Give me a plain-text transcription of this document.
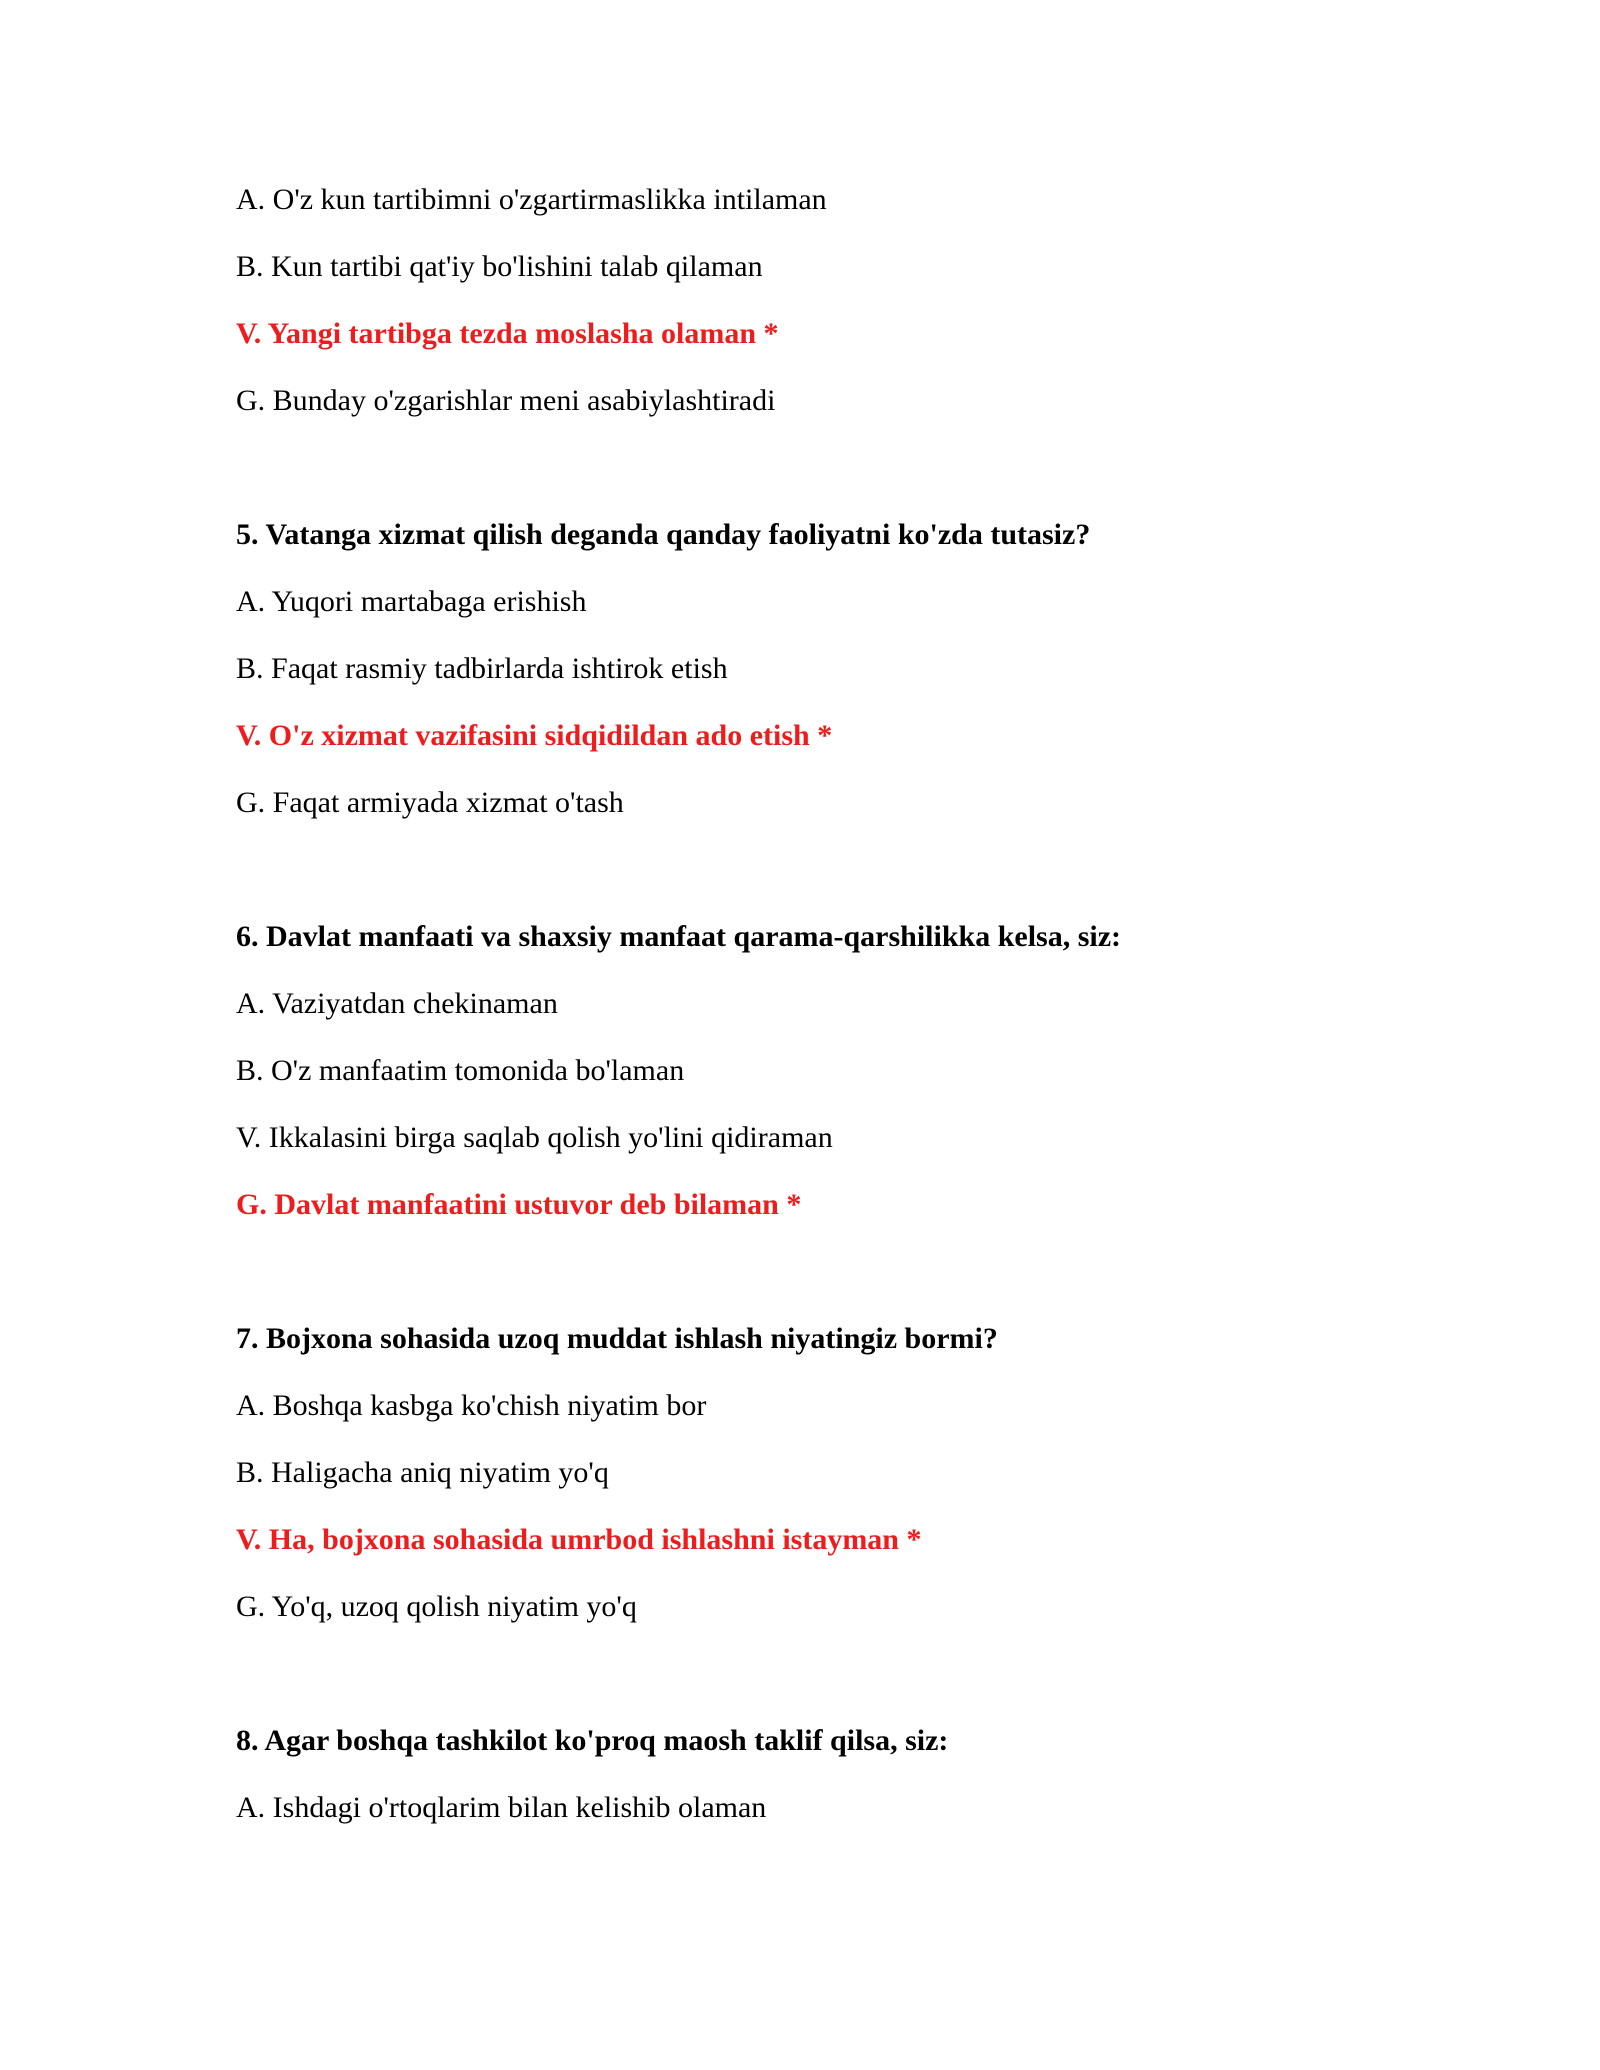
A. O'z kun tartibimni o'zgartirmaslikka intilaman
B. Kun tartibi qat'iy bo'lishini talab qilaman
V. Yangi tartibga tezda moslasha olaman *
G. Bunday o'zgarishlar meni asabiylashtiradi
5. Vatanga xizmat qilish deganda qanday faoliyatni ko'zda tutasiz?
A. Yuqori martabaga erishish
B. Faqat rasmiy tadbirlarda ishtirok etish
V. O'z xizmat vazifasini sidqidildan ado etish *
G. Faqat armiyada xizmat o'tash
6. Davlat manfaati va shaxsiy manfaat qarama-qarshilikka kelsa, siz:
A. Vaziyatdan chekinaman
B. O'z manfaatim tomonida bo'laman
V. Ikkalasini birga saqlab qolish yo'lini qidiraman
G. Davlat manfaatini ustuvor deb bilaman *
7. Bojxona sohasida uzoq muddat ishlash niyatingiz bormi?
A. Boshqa kasbga ko'chish niyatim bor
B. Haligacha aniq niyatim yo'q
V. Ha, bojxona sohasida umrbod ishlashni istayman *
G. Yo'q, uzoq qolish niyatim yo'q
8. Agar boshqa tashkilot ko'proq maosh taklif qilsa, siz:
A. Ishdagi o'rtoqlarim bilan kelishib olaman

***

### Stated task
Count every line in the data that contains the word "Faqat", then give that count and nothing else.

### Task output
2